-- Start Records --

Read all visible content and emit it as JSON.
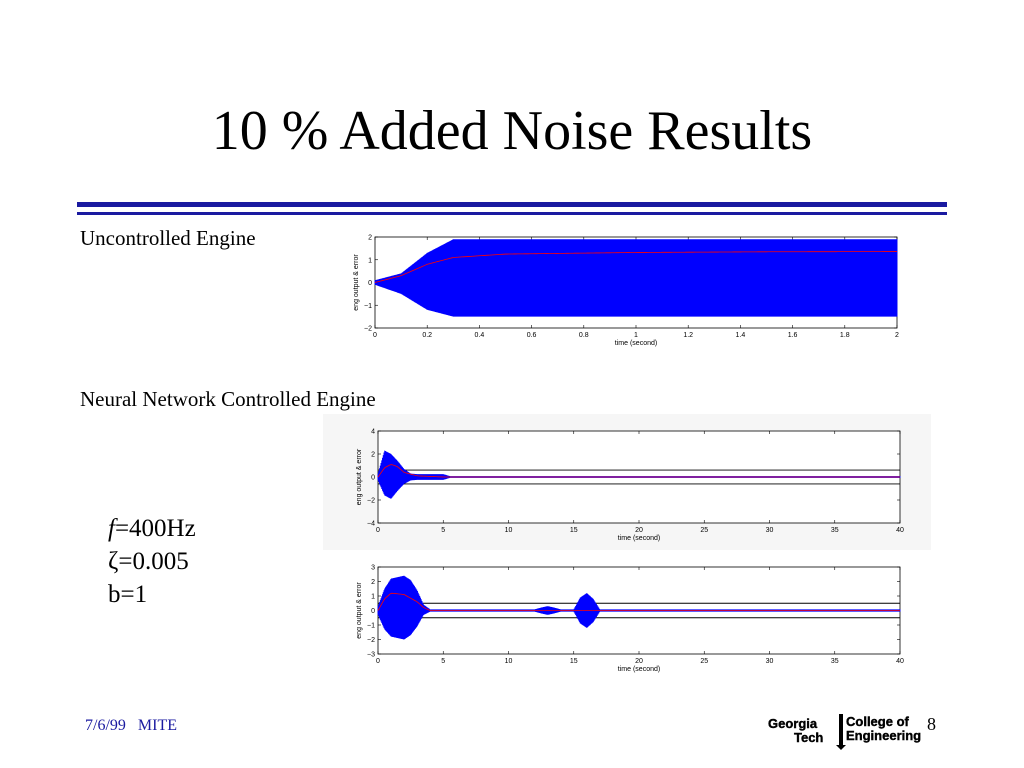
{
  "slide": {
    "title": "10 % Added Noise Results",
    "label_uncontrolled": "Uncontrolled Engine",
    "label_nn": "Neural Network Controlled Engine",
    "params": {
      "f_symbol": "f",
      "f_value": "=400Hz",
      "zeta": "ζ=0.005",
      "b": "b=1"
    },
    "footer": {
      "date": "7/6/99",
      "org": "MITE"
    },
    "page_number": "8",
    "logo": {
      "left_top": "Georgia",
      "left_bottom": "Tech",
      "right_top": "College of",
      "right_bottom": "Engineering"
    }
  },
  "colors": {
    "rule": "#1a1aa0",
    "signal": "#0000ff",
    "error": "#ff0000",
    "footer_text": "#1a1aa0"
  },
  "chart_data": [
    {
      "type": "line",
      "xlabel": "time (second)",
      "ylabel": "eng output & error",
      "xlim": [
        0,
        2
      ],
      "ylim": [
        -2,
        2
      ],
      "xticks": [
        "0",
        "0.2",
        "0.4",
        "0.6",
        "0.8",
        "1",
        "1.2",
        "1.4",
        "1.6",
        "1.8",
        "2"
      ],
      "yticks": [
        "2",
        "1",
        "0",
        "−1",
        "−2"
      ],
      "xtick_values": [
        0,
        0.2,
        0.4,
        0.6,
        0.8,
        1,
        1.2,
        1.4,
        1.6,
        1.8,
        2
      ],
      "ytick_values": [
        2,
        1,
        0,
        -1,
        -2
      ],
      "series": [
        {
          "kind": "oscillation_envelope",
          "x": [
            0,
            0.1,
            0.2,
            0.3,
            0.5,
            1,
            1.5,
            2
          ],
          "upper": [
            0.1,
            0.4,
            1.3,
            1.9,
            1.9,
            1.9,
            1.9,
            1.9
          ],
          "lower": [
            -0.1,
            -0.5,
            -1.2,
            -1.5,
            -1.5,
            -1.5,
            -1.5,
            -1.5
          ]
        },
        {
          "kind": "error_line",
          "x": [
            0,
            0.1,
            0.2,
            0.3,
            0.5,
            1,
            1.5,
            2
          ],
          "y": [
            0,
            0.3,
            0.8,
            1.1,
            1.25,
            1.32,
            1.35,
            1.36
          ]
        }
      ]
    },
    {
      "type": "line",
      "xlabel": "time (second)",
      "ylabel": "eng output & error",
      "xlim": [
        0,
        40
      ],
      "ylim": [
        -4,
        4
      ],
      "xticks": [
        "0",
        "5",
        "10",
        "15",
        "20",
        "25",
        "30",
        "35",
        "40"
      ],
      "yticks": [
        "4",
        "2",
        "0",
        "−2",
        "−4"
      ],
      "xtick_values": [
        0,
        5,
        10,
        15,
        20,
        25,
        30,
        35,
        40
      ],
      "ytick_values": [
        4,
        2,
        0,
        -2,
        -4
      ],
      "reference_lines": [
        0.6,
        -0.6
      ],
      "series": [
        {
          "kind": "oscillation_envelope",
          "x": [
            0,
            0.5,
            1,
            1.5,
            2,
            2.5,
            3,
            4,
            5,
            5.5,
            6,
            40
          ],
          "upper": [
            0.3,
            2.3,
            2.0,
            1.4,
            0.7,
            0.3,
            0.25,
            0.25,
            0.25,
            0.08,
            0.08,
            0.08
          ],
          "lower": [
            -0.3,
            -1.6,
            -1.9,
            -1.2,
            -0.6,
            -0.3,
            -0.25,
            -0.25,
            -0.25,
            -0.08,
            -0.08,
            -0.08
          ]
        },
        {
          "kind": "error_line",
          "x": [
            0,
            0.5,
            1,
            1.5,
            2,
            3,
            5,
            40
          ],
          "y": [
            0,
            0.8,
            1.1,
            0.9,
            0.4,
            0.1,
            0,
            0
          ]
        }
      ]
    },
    {
      "type": "line",
      "xlabel": "time (second)",
      "ylabel": "eng output & error",
      "xlim": [
        0,
        40
      ],
      "ylim": [
        -3,
        3
      ],
      "xticks": [
        "0",
        "5",
        "10",
        "15",
        "20",
        "25",
        "30",
        "35",
        "40"
      ],
      "yticks": [
        "3",
        "2",
        "1",
        "0",
        "−1",
        "−2",
        "−3"
      ],
      "xtick_values": [
        0,
        5,
        10,
        15,
        20,
        25,
        30,
        35,
        40
      ],
      "ytick_values": [
        3,
        2,
        1,
        0,
        -1,
        -2,
        -3
      ],
      "reference_lines": [
        0.5,
        -0.5
      ],
      "series": [
        {
          "kind": "oscillation_envelope",
          "x": [
            0,
            0.5,
            1,
            2,
            2.5,
            3,
            3.5,
            4,
            12,
            12.5,
            13,
            13.5,
            14,
            15,
            15.5,
            16,
            16.5,
            17,
            40
          ],
          "upper": [
            0.3,
            1.5,
            2.2,
            2.4,
            2.1,
            1.4,
            0.4,
            0.08,
            0.08,
            0.2,
            0.3,
            0.2,
            0.08,
            0.08,
            0.9,
            1.2,
            0.8,
            0.08,
            0.08
          ],
          "lower": [
            -0.3,
            -1.3,
            -1.8,
            -2.0,
            -1.7,
            -1.1,
            -0.3,
            -0.08,
            -0.08,
            -0.2,
            -0.3,
            -0.2,
            -0.08,
            -0.08,
            -0.9,
            -1.2,
            -0.8,
            -0.08,
            -0.08
          ]
        },
        {
          "kind": "error_line",
          "x": [
            0,
            0.5,
            1,
            2,
            3,
            3.5,
            4,
            40
          ],
          "y": [
            0,
            0.8,
            1.2,
            1.1,
            0.6,
            0.2,
            0,
            0
          ]
        }
      ]
    }
  ]
}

-- End Records --

Objective:
Repeat each record exactly, with the pictures left out.

Result for this exercise:
Read all visible content and emit it as JSON.
{
  "slide": {
    "title": "10 % Added Noise Results",
    "label_uncontrolled": "Uncontrolled Engine",
    "label_nn": "Neural Network Controlled Engine",
    "params": {
      "f_symbol": "f",
      "f_value": "=400Hz",
      "zeta": "ζ=0.005",
      "b": "b=1"
    },
    "footer": {
      "date": "7/6/99",
      "org": "MITE"
    },
    "page_number": "8",
    "logo": {
      "left_top": "Georgia",
      "left_bottom": "Tech",
      "right_top": "College of",
      "right_bottom": "Engineering"
    }
  },
  "colors": {
    "rule": "#1a1aa0",
    "signal": "#0000ff",
    "error": "#ff0000",
    "footer_text": "#1a1aa0"
  },
  "chart_data": [
    {
      "type": "line",
      "xlabel": "time (second)",
      "ylabel": "eng output & error",
      "xlim": [
        0,
        2
      ],
      "ylim": [
        -2,
        2
      ],
      "xticks": [
        "0",
        "0.2",
        "0.4",
        "0.6",
        "0.8",
        "1",
        "1.2",
        "1.4",
        "1.6",
        "1.8",
        "2"
      ],
      "yticks": [
        "2",
        "1",
        "0",
        "−1",
        "−2"
      ],
      "xtick_values": [
        0,
        0.2,
        0.4,
        0.6,
        0.8,
        1,
        1.2,
        1.4,
        1.6,
        1.8,
        2
      ],
      "ytick_values": [
        2,
        1,
        0,
        -1,
        -2
      ],
      "series": [
        {
          "kind": "oscillation_envelope",
          "x": [
            0,
            0.1,
            0.2,
            0.3,
            0.5,
            1,
            1.5,
            2
          ],
          "upper": [
            0.1,
            0.4,
            1.3,
            1.9,
            1.9,
            1.9,
            1.9,
            1.9
          ],
          "lower": [
            -0.1,
            -0.5,
            -1.2,
            -1.5,
            -1.5,
            -1.5,
            -1.5,
            -1.5
          ]
        },
        {
          "kind": "error_line",
          "x": [
            0,
            0.1,
            0.2,
            0.3,
            0.5,
            1,
            1.5,
            2
          ],
          "y": [
            0,
            0.3,
            0.8,
            1.1,
            1.25,
            1.32,
            1.35,
            1.36
          ]
        }
      ]
    },
    {
      "type": "line",
      "xlabel": "time (second)",
      "ylabel": "eng output & error",
      "xlim": [
        0,
        40
      ],
      "ylim": [
        -4,
        4
      ],
      "xticks": [
        "0",
        "5",
        "10",
        "15",
        "20",
        "25",
        "30",
        "35",
        "40"
      ],
      "yticks": [
        "4",
        "2",
        "0",
        "−2",
        "−4"
      ],
      "xtick_values": [
        0,
        5,
        10,
        15,
        20,
        25,
        30,
        35,
        40
      ],
      "ytick_values": [
        4,
        2,
        0,
        -2,
        -4
      ],
      "reference_lines": [
        0.6,
        -0.6
      ],
      "series": [
        {
          "kind": "oscillation_envelope",
          "x": [
            0,
            0.5,
            1,
            1.5,
            2,
            2.5,
            3,
            4,
            5,
            5.5,
            6,
            40
          ],
          "upper": [
            0.3,
            2.3,
            2.0,
            1.4,
            0.7,
            0.3,
            0.25,
            0.25,
            0.25,
            0.08,
            0.08,
            0.08
          ],
          "lower": [
            -0.3,
            -1.6,
            -1.9,
            -1.2,
            -0.6,
            -0.3,
            -0.25,
            -0.25,
            -0.25,
            -0.08,
            -0.08,
            -0.08
          ]
        },
        {
          "kind": "error_line",
          "x": [
            0,
            0.5,
            1,
            1.5,
            2,
            3,
            5,
            40
          ],
          "y": [
            0,
            0.8,
            1.1,
            0.9,
            0.4,
            0.1,
            0,
            0
          ]
        }
      ]
    },
    {
      "type": "line",
      "xlabel": "time (second)",
      "ylabel": "eng output & error",
      "xlim": [
        0,
        40
      ],
      "ylim": [
        -3,
        3
      ],
      "xticks": [
        "0",
        "5",
        "10",
        "15",
        "20",
        "25",
        "30",
        "35",
        "40"
      ],
      "yticks": [
        "3",
        "2",
        "1",
        "0",
        "−1",
        "−2",
        "−3"
      ],
      "xtick_values": [
        0,
        5,
        10,
        15,
        20,
        25,
        30,
        35,
        40
      ],
      "ytick_values": [
        3,
        2,
        1,
        0,
        -1,
        -2,
        -3
      ],
      "reference_lines": [
        0.5,
        -0.5
      ],
      "series": [
        {
          "kind": "oscillation_envelope",
          "x": [
            0,
            0.5,
            1,
            2,
            2.5,
            3,
            3.5,
            4,
            12,
            12.5,
            13,
            13.5,
            14,
            15,
            15.5,
            16,
            16.5,
            17,
            40
          ],
          "upper": [
            0.3,
            1.5,
            2.2,
            2.4,
            2.1,
            1.4,
            0.4,
            0.08,
            0.08,
            0.2,
            0.3,
            0.2,
            0.08,
            0.08,
            0.9,
            1.2,
            0.8,
            0.08,
            0.08
          ],
          "lower": [
            -0.3,
            -1.3,
            -1.8,
            -2.0,
            -1.7,
            -1.1,
            -0.3,
            -0.08,
            -0.08,
            -0.2,
            -0.3,
            -0.2,
            -0.08,
            -0.08,
            -0.9,
            -1.2,
            -0.8,
            -0.08,
            -0.08
          ]
        },
        {
          "kind": "error_line",
          "x": [
            0,
            0.5,
            1,
            2,
            3,
            3.5,
            4,
            40
          ],
          "y": [
            0,
            0.8,
            1.2,
            1.1,
            0.6,
            0.2,
            0,
            0
          ]
        }
      ]
    }
  ]
}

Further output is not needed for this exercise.